▸ **TASK TO CARRY OUT**:
Copy out the material below in full, but not its images.

▸ **TASK DATA**:
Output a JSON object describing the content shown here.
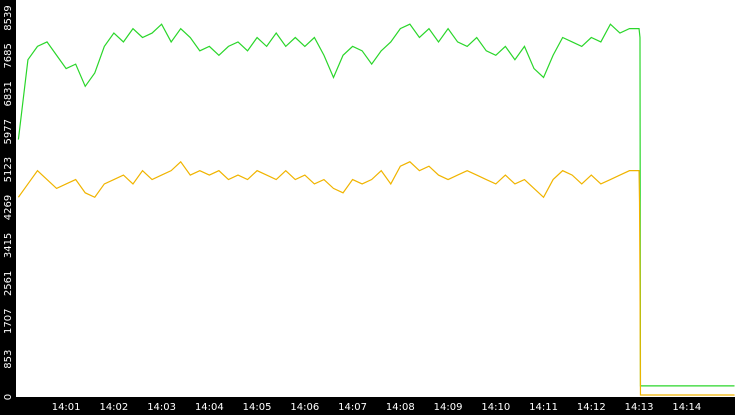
{
  "chart_data": {
    "type": "line",
    "x": [
      840.0,
      840.2,
      840.4,
      840.6,
      840.8,
      841.0,
      841.2,
      841.4,
      841.6,
      841.8,
      842.0,
      842.2,
      842.4,
      842.6,
      842.8,
      843.0,
      843.2,
      843.4,
      843.6,
      843.8,
      844.0,
      844.2,
      844.4,
      844.6,
      844.8,
      845.0,
      845.2,
      845.4,
      845.6,
      845.8,
      846.0,
      846.2,
      846.4,
      846.6,
      846.8,
      847.0,
      847.2,
      847.4,
      847.6,
      847.8,
      848.0,
      848.2,
      848.4,
      848.6,
      848.8,
      849.0,
      849.2,
      849.4,
      849.6,
      849.8,
      850.0,
      850.2,
      850.4,
      850.6,
      850.8,
      851.0,
      851.2,
      851.4,
      851.6,
      851.8,
      852.0,
      852.2,
      852.4,
      852.6,
      852.8,
      853.0,
      853.01,
      853.02,
      853.03,
      855.0
    ],
    "series": [
      {
        "color": "#2ad62a",
        "values": [
          5800,
          7600,
          7900,
          8000,
          7700,
          7400,
          7500,
          7000,
          7300,
          7900,
          8200,
          8000,
          8300,
          8100,
          8200,
          8400,
          8000,
          8300,
          8100,
          7800,
          7900,
          7700,
          7900,
          8000,
          7800,
          8100,
          7900,
          8200,
          7900,
          8100,
          7900,
          8100,
          7700,
          7200,
          7700,
          7900,
          7800,
          7500,
          7800,
          8000,
          8300,
          8400,
          8100,
          8300,
          8000,
          8300,
          8000,
          7900,
          8100,
          7800,
          7700,
          7900,
          7600,
          7900,
          7400,
          7200,
          7700,
          8100,
          8000,
          7900,
          8100,
          8000,
          8400,
          8200,
          8300,
          8300,
          8200,
          8100,
          250,
          250
        ]
      },
      {
        "color": "#f0b400",
        "values": [
          4500,
          4800,
          5100,
          4900,
          4700,
          4800,
          4900,
          4600,
          4500,
          4800,
          4900,
          5000,
          4800,
          5100,
          4900,
          5000,
          5100,
          5300,
          5000,
          5100,
          5000,
          5100,
          4900,
          5000,
          4900,
          5100,
          5000,
          4900,
          5100,
          4900,
          5000,
          4800,
          4900,
          4700,
          4600,
          4900,
          4800,
          4900,
          5100,
          4800,
          5200,
          5300,
          5100,
          5200,
          5000,
          4900,
          5000,
          5100,
          5000,
          4900,
          4800,
          5000,
          4800,
          4900,
          4700,
          4500,
          4900,
          5100,
          5000,
          4800,
          5000,
          4800,
          4900,
          5000,
          5100,
          5100,
          4400,
          2600,
          45,
          45
        ]
      }
    ],
    "xlim": [
      839.95,
      855.01
    ],
    "xticks": [
      {
        "value": 841,
        "label": "14:01"
      },
      {
        "value": 842,
        "label": "14:02"
      },
      {
        "value": 843,
        "label": "14:03"
      },
      {
        "value": 844,
        "label": "14:04"
      },
      {
        "value": 845,
        "label": "14:05"
      },
      {
        "value": 846,
        "label": "14:06"
      },
      {
        "value": 847,
        "label": "14:07"
      },
      {
        "value": 848,
        "label": "14:08"
      },
      {
        "value": 849,
        "label": "14:09"
      },
      {
        "value": 850,
        "label": "14:10"
      },
      {
        "value": 851,
        "label": "14:11"
      },
      {
        "value": 852,
        "label": "14:12"
      },
      {
        "value": 853,
        "label": "14:13"
      },
      {
        "value": 854,
        "label": "14:14"
      }
    ],
    "ylim": [
      0,
      8945
    ],
    "yticks": [
      0,
      853,
      1707,
      2561,
      3415,
      4269,
      5123,
      5977,
      6831,
      7685,
      8539
    ]
  }
}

▸ **COMPLETE ANSWER**:
Output a JSON object describing the content shown here.
{
  "chart_data": {
    "type": "line",
    "x": [
      840.0,
      840.2,
      840.4,
      840.6,
      840.8,
      841.0,
      841.2,
      841.4,
      841.6,
      841.8,
      842.0,
      842.2,
      842.4,
      842.6,
      842.8,
      843.0,
      843.2,
      843.4,
      843.6,
      843.8,
      844.0,
      844.2,
      844.4,
      844.6,
      844.8,
      845.0,
      845.2,
      845.4,
      845.6,
      845.8,
      846.0,
      846.2,
      846.4,
      846.6,
      846.8,
      847.0,
      847.2,
      847.4,
      847.6,
      847.8,
      848.0,
      848.2,
      848.4,
      848.6,
      848.8,
      849.0,
      849.2,
      849.4,
      849.6,
      849.8,
      850.0,
      850.2,
      850.4,
      850.6,
      850.8,
      851.0,
      851.2,
      851.4,
      851.6,
      851.8,
      852.0,
      852.2,
      852.4,
      852.6,
      852.8,
      853.0,
      853.01,
      853.02,
      853.03,
      855.0
    ],
    "series": [
      {
        "color": "#2ad62a",
        "values": [
          5800,
          7600,
          7900,
          8000,
          7700,
          7400,
          7500,
          7000,
          7300,
          7900,
          8200,
          8000,
          8300,
          8100,
          8200,
          8400,
          8000,
          8300,
          8100,
          7800,
          7900,
          7700,
          7900,
          8000,
          7800,
          8100,
          7900,
          8200,
          7900,
          8100,
          7900,
          8100,
          7700,
          7200,
          7700,
          7900,
          7800,
          7500,
          7800,
          8000,
          8300,
          8400,
          8100,
          8300,
          8000,
          8300,
          8000,
          7900,
          8100,
          7800,
          7700,
          7900,
          7600,
          7900,
          7400,
          7200,
          7700,
          8100,
          8000,
          7900,
          8100,
          8000,
          8400,
          8200,
          8300,
          8300,
          8200,
          8100,
          250,
          250
        ]
      },
      {
        "color": "#f0b400",
        "values": [
          4500,
          4800,
          5100,
          4900,
          4700,
          4800,
          4900,
          4600,
          4500,
          4800,
          4900,
          5000,
          4800,
          5100,
          4900,
          5000,
          5100,
          5300,
          5000,
          5100,
          5000,
          5100,
          4900,
          5000,
          4900,
          5100,
          5000,
          4900,
          5100,
          4900,
          5000,
          4800,
          4900,
          4700,
          4600,
          4900,
          4800,
          4900,
          5100,
          4800,
          5200,
          5300,
          5100,
          5200,
          5000,
          4900,
          5000,
          5100,
          5000,
          4900,
          4800,
          5000,
          4800,
          4900,
          4700,
          4500,
          4900,
          5100,
          5000,
          4800,
          5000,
          4800,
          4900,
          5000,
          5100,
          5100,
          4400,
          2600,
          45,
          45
        ]
      }
    ],
    "xlim": [
      839.95,
      855.01
    ],
    "xticks": [
      {
        "value": 841,
        "label": "14:01"
      },
      {
        "value": 842,
        "label": "14:02"
      },
      {
        "value": 843,
        "label": "14:03"
      },
      {
        "value": 844,
        "label": "14:04"
      },
      {
        "value": 845,
        "label": "14:05"
      },
      {
        "value": 846,
        "label": "14:06"
      },
      {
        "value": 847,
        "label": "14:07"
      },
      {
        "value": 848,
        "label": "14:08"
      },
      {
        "value": 849,
        "label": "14:09"
      },
      {
        "value": 850,
        "label": "14:10"
      },
      {
        "value": 851,
        "label": "14:11"
      },
      {
        "value": 852,
        "label": "14:12"
      },
      {
        "value": 853,
        "label": "14:13"
      },
      {
        "value": 854,
        "label": "14:14"
      }
    ],
    "ylim": [
      0,
      8945
    ],
    "yticks": [
      0,
      853,
      1707,
      2561,
      3415,
      4269,
      5123,
      5977,
      6831,
      7685,
      8539
    ]
  }
}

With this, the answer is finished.